• Your goal: Leave out the pictures and repeat the rest of the material exactly.

• Source records:
========

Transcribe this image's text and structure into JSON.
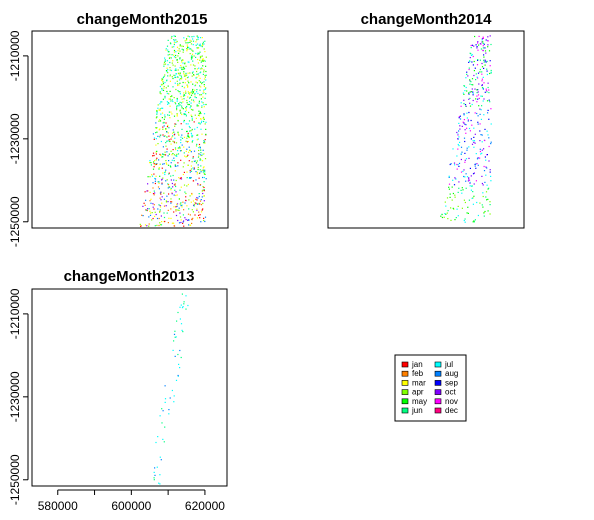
{
  "chart_data": [
    {
      "type": "scatter",
      "title": "changeMonth2015",
      "xlim": [
        573000,
        626000
      ],
      "ylim": [
        -1251500,
        -1204000
      ],
      "yticks": [
        -1210000,
        -1230000,
        -1250000
      ],
      "ytick_labels": [
        "-1210000",
        "-1230000",
        "-1250000"
      ],
      "xticks": [],
      "xtick_labels": []
    },
    {
      "type": "scatter",
      "title": "changeMonth2014",
      "xlim": [
        573000,
        626000
      ],
      "ylim": [
        -1251500,
        -1204000
      ],
      "yticks": [],
      "xticks": []
    },
    {
      "type": "scatter",
      "title": "changeMonth2013",
      "xlim": [
        573000,
        626000
      ],
      "ylim": [
        -1251500,
        -1204000
      ],
      "yticks": [
        -1210000,
        -1230000,
        -1250000
      ],
      "ytick_labels": [
        "-1210000",
        "-1230000",
        "-1250000"
      ],
      "xticks": [
        580000,
        590000,
        600000,
        610000,
        620000
      ],
      "xtick_labels": [
        "580000",
        "",
        "600000",
        "",
        "620000"
      ]
    }
  ],
  "legend": {
    "items": [
      {
        "label": "jan",
        "color": "#ff0000"
      },
      {
        "label": "feb",
        "color": "#ff8000"
      },
      {
        "label": "mar",
        "color": "#ffff00"
      },
      {
        "label": "apr",
        "color": "#80ff00"
      },
      {
        "label": "may",
        "color": "#00ff00"
      },
      {
        "label": "jun",
        "color": "#00ff80"
      },
      {
        "label": "jul",
        "color": "#00ffff"
      },
      {
        "label": "aug",
        "color": "#0080ff"
      },
      {
        "label": "sep",
        "color": "#0000ff"
      },
      {
        "label": "oct",
        "color": "#8000ff"
      },
      {
        "label": "nov",
        "color": "#ff00ff"
      },
      {
        "label": "dec",
        "color": "#ff0080"
      }
    ]
  }
}
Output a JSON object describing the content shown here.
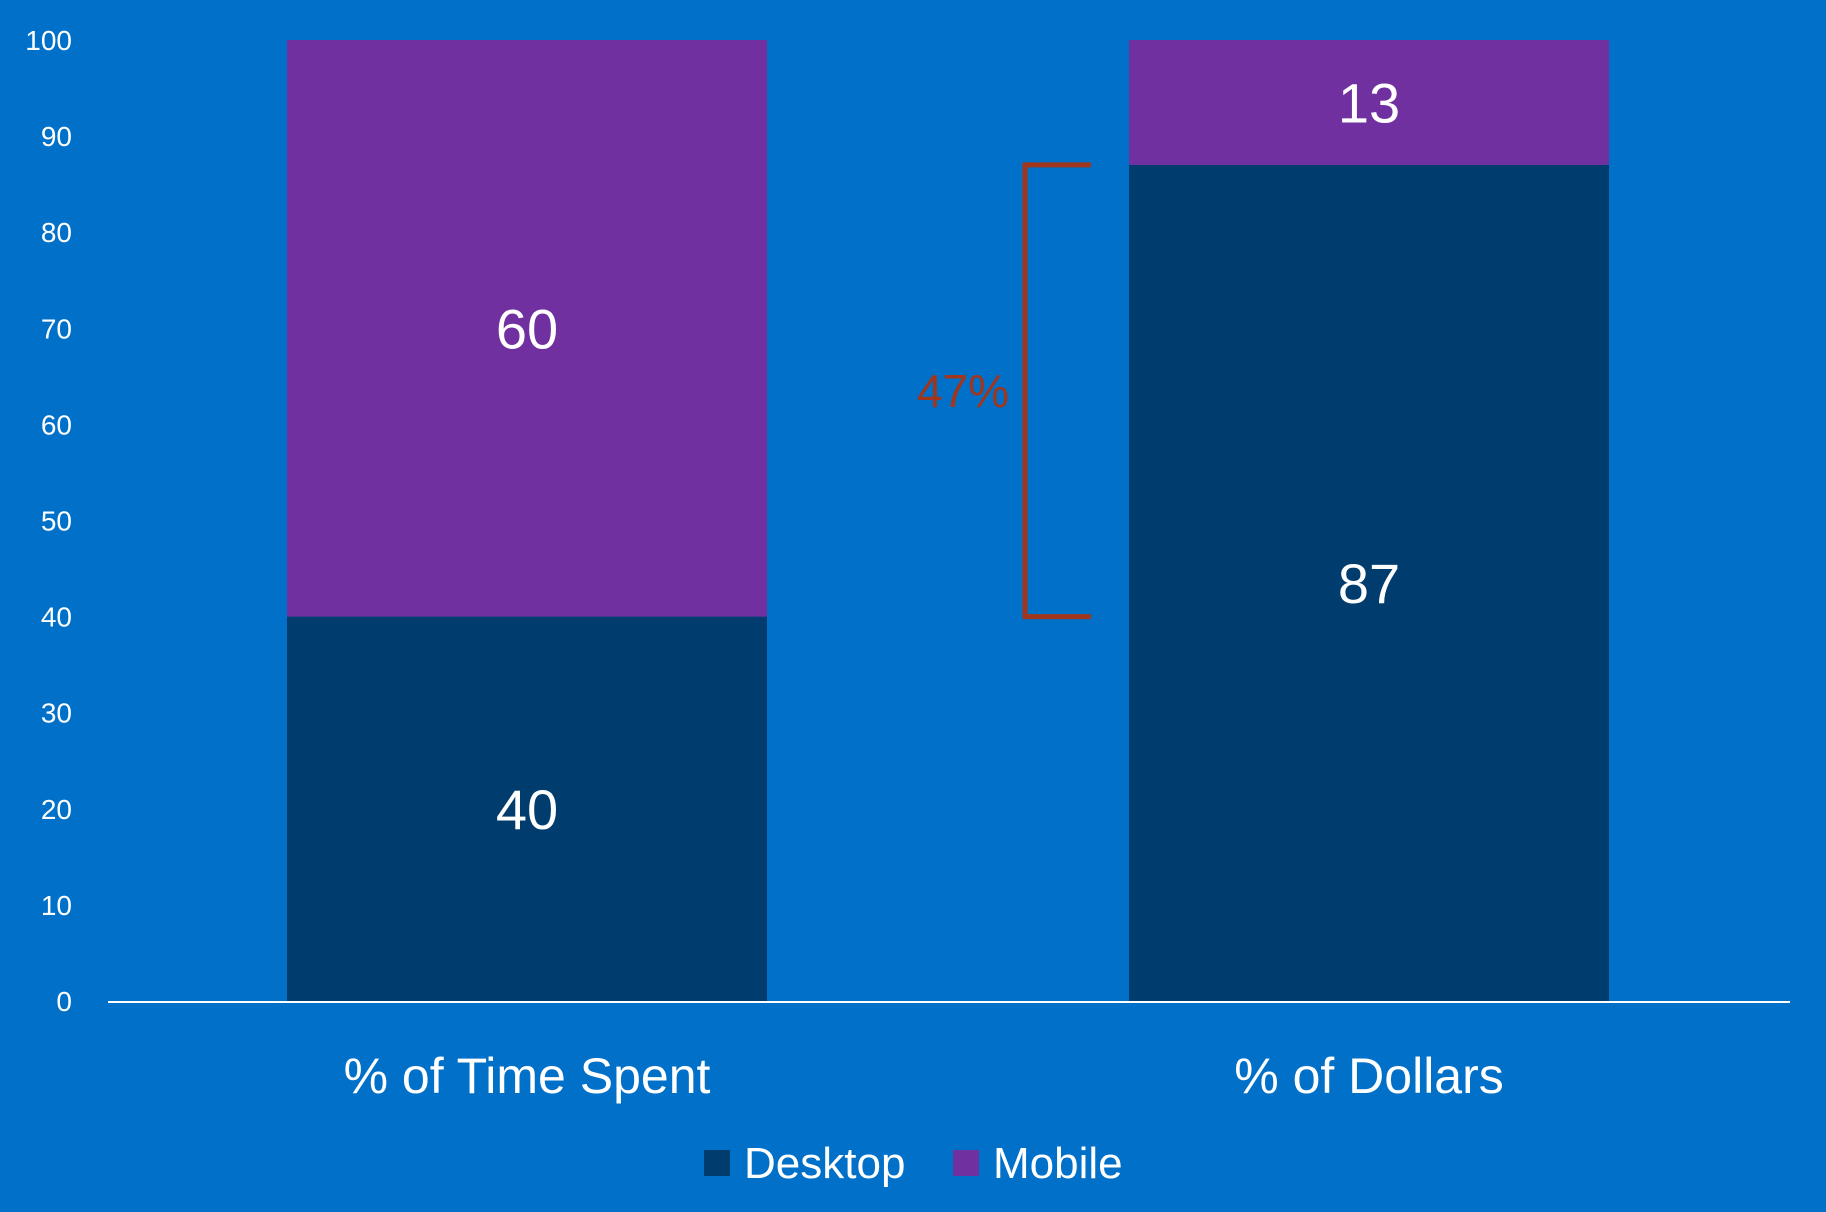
{
  "chart_data": {
    "type": "bar",
    "stacked": true,
    "title": "",
    "xlabel": "",
    "ylabel": "",
    "ylim": [
      0,
      100
    ],
    "yticks": [
      "0",
      "10",
      "20",
      "30",
      "40",
      "50",
      "60",
      "70",
      "80",
      "90",
      "100"
    ],
    "categories": [
      "% of Time Spent",
      "% of Dollars"
    ],
    "series": [
      {
        "name": "Desktop",
        "values": [
          40,
          87
        ],
        "color": "#003d6e"
      },
      {
        "name": "Mobile",
        "values": [
          60,
          13
        ],
        "color": "#7030a0"
      }
    ],
    "legend": {
      "position": "bottom",
      "entries": [
        "Desktop",
        "Mobile"
      ]
    },
    "annotation": {
      "text": "47%",
      "color": "#a1361c",
      "from_value": 40,
      "to_value": 87
    },
    "background_color": "#0070c8"
  }
}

========

• Result of the exercise:
Transcribe this image's text and structure into JSON.
{
  "chart_data": [
    {
      "type": "scatter",
      "title": "changeMonth2015",
      "xlim": [
        573000,
        626000
      ],
      "ylim": [
        -1251500,
        -1204000
      ],
      "yticks": [
        -1210000,
        -1230000,
        -1250000
      ],
      "ytick_labels": [
        "-1210000",
        "-1230000",
        "-1250000"
      ],
      "xticks": [],
      "xtick_labels": []
    },
    {
      "type": "scatter",
      "title": "changeMonth2014",
      "xlim": [
        573000,
        626000
      ],
      "ylim": [
        -1251500,
        -1204000
      ],
      "yticks": [],
      "xticks": []
    },
    {
      "type": "scatter",
      "title": "changeMonth2013",
      "xlim": [
        573000,
        626000
      ],
      "ylim": [
        -1251500,
        -1204000
      ],
      "yticks": [
        -1210000,
        -1230000,
        -1250000
      ],
      "ytick_labels": [
        "-1210000",
        "-1230000",
        "-1250000"
      ],
      "xticks": [
        580000,
        590000,
        600000,
        610000,
        620000
      ],
      "xtick_labels": [
        "580000",
        "",
        "600000",
        "",
        "620000"
      ]
    }
  ],
  "legend": {
    "items": [
      {
        "label": "jan",
        "color": "#ff0000"
      },
      {
        "label": "feb",
        "color": "#ff8000"
      },
      {
        "label": "mar",
        "color": "#ffff00"
      },
      {
        "label": "apr",
        "color": "#80ff00"
      },
      {
        "label": "may",
        "color": "#00ff00"
      },
      {
        "label": "jun",
        "color": "#00ff80"
      },
      {
        "label": "jul",
        "color": "#00ffff"
      },
      {
        "label": "aug",
        "color": "#0080ff"
      },
      {
        "label": "sep",
        "color": "#0000ff"
      },
      {
        "label": "oct",
        "color": "#8000ff"
      },
      {
        "label": "nov",
        "color": "#ff00ff"
      },
      {
        "label": "dec",
        "color": "#ff0080"
      }
    ]
  }
}
Output a JSON object describing the content shown here.
{
  "chart_data": {
    "type": "bar",
    "stacked": true,
    "title": "",
    "xlabel": "",
    "ylabel": "",
    "ylim": [
      0,
      100
    ],
    "yticks": [
      "0",
      "10",
      "20",
      "30",
      "40",
      "50",
      "60",
      "70",
      "80",
      "90",
      "100"
    ],
    "categories": [
      "% of Time Spent",
      "% of Dollars"
    ],
    "series": [
      {
        "name": "Desktop",
        "values": [
          40,
          87
        ],
        "color": "#003d6e"
      },
      {
        "name": "Mobile",
        "values": [
          60,
          13
        ],
        "color": "#7030a0"
      }
    ],
    "legend": {
      "position": "bottom",
      "entries": [
        "Desktop",
        "Mobile"
      ]
    },
    "annotation": {
      "text": "47%",
      "color": "#a1361c",
      "from_value": 40,
      "to_value": 87
    },
    "background_color": "#0070c8"
  }
}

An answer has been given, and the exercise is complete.